╭──

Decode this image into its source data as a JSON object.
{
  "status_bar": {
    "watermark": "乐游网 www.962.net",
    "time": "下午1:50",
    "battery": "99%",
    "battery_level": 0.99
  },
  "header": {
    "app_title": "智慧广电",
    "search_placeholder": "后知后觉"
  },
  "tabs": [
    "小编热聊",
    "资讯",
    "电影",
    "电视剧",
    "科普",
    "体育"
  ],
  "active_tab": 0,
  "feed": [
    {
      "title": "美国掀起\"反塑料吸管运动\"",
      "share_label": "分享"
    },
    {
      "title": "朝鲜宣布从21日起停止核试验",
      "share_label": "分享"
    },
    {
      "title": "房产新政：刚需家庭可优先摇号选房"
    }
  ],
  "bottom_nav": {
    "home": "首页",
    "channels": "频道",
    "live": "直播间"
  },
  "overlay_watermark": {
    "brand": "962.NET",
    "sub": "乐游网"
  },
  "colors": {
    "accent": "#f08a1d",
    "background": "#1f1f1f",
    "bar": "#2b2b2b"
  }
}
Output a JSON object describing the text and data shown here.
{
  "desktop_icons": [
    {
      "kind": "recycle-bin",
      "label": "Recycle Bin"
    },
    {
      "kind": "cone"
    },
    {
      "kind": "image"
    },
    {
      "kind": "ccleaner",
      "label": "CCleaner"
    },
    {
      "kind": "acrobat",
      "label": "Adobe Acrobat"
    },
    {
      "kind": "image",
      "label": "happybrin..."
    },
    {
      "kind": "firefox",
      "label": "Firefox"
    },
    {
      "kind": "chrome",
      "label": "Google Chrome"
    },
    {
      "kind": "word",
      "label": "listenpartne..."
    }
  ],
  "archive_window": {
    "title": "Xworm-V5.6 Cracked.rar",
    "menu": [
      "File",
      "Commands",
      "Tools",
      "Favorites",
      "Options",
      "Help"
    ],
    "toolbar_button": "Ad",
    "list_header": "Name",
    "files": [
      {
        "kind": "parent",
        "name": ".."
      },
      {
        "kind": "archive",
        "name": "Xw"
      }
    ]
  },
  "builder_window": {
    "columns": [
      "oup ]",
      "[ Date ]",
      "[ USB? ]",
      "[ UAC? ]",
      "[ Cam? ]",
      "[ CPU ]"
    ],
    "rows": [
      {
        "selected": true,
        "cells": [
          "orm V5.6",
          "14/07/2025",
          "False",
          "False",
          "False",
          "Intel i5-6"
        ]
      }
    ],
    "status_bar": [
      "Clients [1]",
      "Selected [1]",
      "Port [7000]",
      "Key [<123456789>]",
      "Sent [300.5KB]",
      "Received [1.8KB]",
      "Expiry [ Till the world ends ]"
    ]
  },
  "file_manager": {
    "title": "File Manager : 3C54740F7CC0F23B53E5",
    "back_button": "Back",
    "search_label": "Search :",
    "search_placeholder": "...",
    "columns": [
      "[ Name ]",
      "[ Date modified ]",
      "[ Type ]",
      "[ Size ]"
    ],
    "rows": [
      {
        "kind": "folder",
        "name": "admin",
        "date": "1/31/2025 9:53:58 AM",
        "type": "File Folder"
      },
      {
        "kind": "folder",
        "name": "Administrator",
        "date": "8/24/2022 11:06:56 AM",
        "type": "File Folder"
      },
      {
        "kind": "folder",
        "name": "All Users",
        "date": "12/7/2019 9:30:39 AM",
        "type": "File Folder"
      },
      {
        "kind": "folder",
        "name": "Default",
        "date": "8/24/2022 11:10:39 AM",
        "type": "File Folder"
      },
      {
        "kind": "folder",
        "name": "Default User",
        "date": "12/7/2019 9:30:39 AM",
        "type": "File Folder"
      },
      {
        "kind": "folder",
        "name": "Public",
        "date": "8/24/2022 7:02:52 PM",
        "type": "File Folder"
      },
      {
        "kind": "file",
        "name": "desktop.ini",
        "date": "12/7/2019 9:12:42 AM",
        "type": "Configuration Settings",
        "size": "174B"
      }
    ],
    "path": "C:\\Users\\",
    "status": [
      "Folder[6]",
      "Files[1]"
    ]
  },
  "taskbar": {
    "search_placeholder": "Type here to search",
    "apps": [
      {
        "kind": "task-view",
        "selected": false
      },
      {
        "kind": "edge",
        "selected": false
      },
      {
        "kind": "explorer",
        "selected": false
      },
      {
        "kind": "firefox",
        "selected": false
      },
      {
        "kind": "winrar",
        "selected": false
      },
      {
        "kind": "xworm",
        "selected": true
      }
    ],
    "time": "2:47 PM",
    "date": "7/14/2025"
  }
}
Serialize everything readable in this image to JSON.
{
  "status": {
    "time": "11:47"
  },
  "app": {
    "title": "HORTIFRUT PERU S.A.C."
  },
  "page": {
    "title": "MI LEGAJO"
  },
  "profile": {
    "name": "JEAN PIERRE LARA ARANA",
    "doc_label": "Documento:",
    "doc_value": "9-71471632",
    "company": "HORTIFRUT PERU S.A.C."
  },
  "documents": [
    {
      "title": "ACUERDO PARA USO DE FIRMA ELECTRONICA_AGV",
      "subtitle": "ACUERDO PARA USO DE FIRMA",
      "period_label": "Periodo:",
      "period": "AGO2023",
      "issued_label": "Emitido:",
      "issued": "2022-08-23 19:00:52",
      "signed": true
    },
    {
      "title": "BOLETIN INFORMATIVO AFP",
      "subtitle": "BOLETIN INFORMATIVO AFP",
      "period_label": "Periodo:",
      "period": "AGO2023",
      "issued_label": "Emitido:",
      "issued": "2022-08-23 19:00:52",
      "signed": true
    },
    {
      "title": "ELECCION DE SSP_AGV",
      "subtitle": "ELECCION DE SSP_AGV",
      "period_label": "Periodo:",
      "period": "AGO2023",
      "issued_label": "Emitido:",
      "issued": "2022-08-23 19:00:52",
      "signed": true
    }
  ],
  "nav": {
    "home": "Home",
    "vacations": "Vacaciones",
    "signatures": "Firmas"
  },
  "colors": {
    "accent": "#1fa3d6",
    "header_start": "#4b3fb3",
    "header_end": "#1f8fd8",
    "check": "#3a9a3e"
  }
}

╰──

**Stated exercise:** Output the records above in their entirety, exactly.

**Answer in full:**
Decode this image into its source data as a JSON object.
{
  "status_bar": {
    "watermark": "乐游网 www.962.net",
    "time": "下午1:50",
    "battery": "99%",
    "battery_level": 0.99
  },
  "header": {
    "app_title": "智慧广电",
    "search_placeholder": "后知后觉"
  },
  "tabs": [
    "小编热聊",
    "资讯",
    "电影",
    "电视剧",
    "科普",
    "体育"
  ],
  "active_tab": 0,
  "feed": [
    {
      "title": "美国掀起\"反塑料吸管运动\"",
      "share_label": "分享"
    },
    {
      "title": "朝鲜宣布从21日起停止核试验",
      "share_label": "分享"
    },
    {
      "title": "房产新政：刚需家庭可优先摇号选房"
    }
  ],
  "bottom_nav": {
    "home": "首页",
    "channels": "频道",
    "live": "直播间"
  },
  "overlay_watermark": {
    "brand": "962.NET",
    "sub": "乐游网"
  },
  "colors": {
    "accent": "#f08a1d",
    "background": "#1f1f1f",
    "bar": "#2b2b2b"
  }
}
Output a JSON object describing the text and data shown here.
{
  "desktop_icons": [
    {
      "kind": "recycle-bin",
      "label": "Recycle Bin"
    },
    {
      "kind": "cone"
    },
    {
      "kind": "image"
    },
    {
      "kind": "ccleaner",
      "label": "CCleaner"
    },
    {
      "kind": "acrobat",
      "label": "Adobe Acrobat"
    },
    {
      "kind": "image",
      "label": "happybrin..."
    },
    {
      "kind": "firefox",
      "label": "Firefox"
    },
    {
      "kind": "chrome",
      "label": "Google Chrome"
    },
    {
      "kind": "word",
      "label": "listenpartne..."
    }
  ],
  "archive_window": {
    "title": "Xworm-V5.6 Cracked.rar",
    "menu": [
      "File",
      "Commands",
      "Tools",
      "Favorites",
      "Options",
      "Help"
    ],
    "toolbar_button": "Ad",
    "list_header": "Name",
    "files": [
      {
        "kind": "parent",
        "name": ".."
      },
      {
        "kind": "archive",
        "name": "Xw"
      }
    ]
  },
  "builder_window": {
    "columns": [
      "oup ]",
      "[ Date ]",
      "[ USB? ]",
      "[ UAC? ]",
      "[ Cam? ]",
      "[ CPU ]"
    ],
    "rows": [
      {
        "selected": true,
        "cells": [
          "orm V5.6",
          "14/07/2025",
          "False",
          "False",
          "False",
          "Intel i5-6"
        ]
      }
    ],
    "status_bar": [
      "Clients [1]",
      "Selected [1]",
      "Port [7000]",
      "Key [<123456789>]",
      "Sent [300.5KB]",
      "Received [1.8KB]",
      "Expiry [ Till the world ends ]"
    ]
  },
  "file_manager": {
    "title": "File Manager : 3C54740F7CC0F23B53E5",
    "back_button": "Back",
    "search_label": "Search :",
    "search_placeholder": "...",
    "columns": [
      "[ Name ]",
      "[ Date modified ]",
      "[ Type ]",
      "[ Size ]"
    ],
    "rows": [
      {
        "kind": "folder",
        "name": "admin",
        "date": "1/31/2025 9:53:58 AM",
        "type": "File Folder"
      },
      {
        "kind": "folder",
        "name": "Administrator",
        "date": "8/24/2022 11:06:56 AM",
        "type": "File Folder"
      },
      {
        "kind": "folder",
        "name": "All Users",
        "date": "12/7/2019 9:30:39 AM",
        "type": "File Folder"
      },
      {
        "kind": "folder",
        "name": "Default",
        "date": "8/24/2022 11:10:39 AM",
        "type": "File Folder"
      },
      {
        "kind": "folder",
        "name": "Default User",
        "date": "12/7/2019 9:30:39 AM",
        "type": "File Folder"
      },
      {
        "kind": "folder",
        "name": "Public",
        "date": "8/24/2022 7:02:52 PM",
        "type": "File Folder"
      },
      {
        "kind": "file",
        "name": "desktop.ini",
        "date": "12/7/2019 9:12:42 AM",
        "type": "Configuration Settings",
        "size": "174B"
      }
    ],
    "path": "C:\\Users\\",
    "status": [
      "Folder[6]",
      "Files[1]"
    ]
  },
  "taskbar": {
    "search_placeholder": "Type here to search",
    "apps": [
      {
        "kind": "task-view",
        "selected": false
      },
      {
        "kind": "edge",
        "selected": false
      },
      {
        "kind": "explorer",
        "selected": false
      },
      {
        "kind": "firefox",
        "selected": false
      },
      {
        "kind": "winrar",
        "selected": false
      },
      {
        "kind": "xworm",
        "selected": true
      }
    ],
    "time": "2:47 PM",
    "date": "7/14/2025"
  }
}
Serialize everything readable in this image to JSON.
{
  "status": {
    "time": "11:47"
  },
  "app": {
    "title": "HORTIFRUT PERU S.A.C."
  },
  "page": {
    "title": "MI LEGAJO"
  },
  "profile": {
    "name": "JEAN PIERRE LARA ARANA",
    "doc_label": "Documento:",
    "doc_value": "9-71471632",
    "company": "HORTIFRUT PERU S.A.C."
  },
  "documents": [
    {
      "title": "ACUERDO PARA USO DE FIRMA ELECTRONICA_AGV",
      "subtitle": "ACUERDO PARA USO DE FIRMA",
      "period_label": "Periodo:",
      "period": "AGO2023",
      "issued_label": "Emitido:",
      "issued": "2022-08-23 19:00:52",
      "signed": true
    },
    {
      "title": "BOLETIN INFORMATIVO AFP",
      "subtitle": "BOLETIN INFORMATIVO AFP",
      "period_label": "Periodo:",
      "period": "AGO2023",
      "issued_label": "Emitido:",
      "issued": "2022-08-23 19:00:52",
      "signed": true
    },
    {
      "title": "ELECCION DE SSP_AGV",
      "subtitle": "ELECCION DE SSP_AGV",
      "period_label": "Periodo:",
      "period": "AGO2023",
      "issued_label": "Emitido:",
      "issued": "2022-08-23 19:00:52",
      "signed": true
    }
  ],
  "nav": {
    "home": "Home",
    "vacations": "Vacaciones",
    "signatures": "Firmas"
  },
  "colors": {
    "accent": "#1fa3d6",
    "header_start": "#4b3fb3",
    "header_end": "#1f8fd8",
    "check": "#3a9a3e"
  }
}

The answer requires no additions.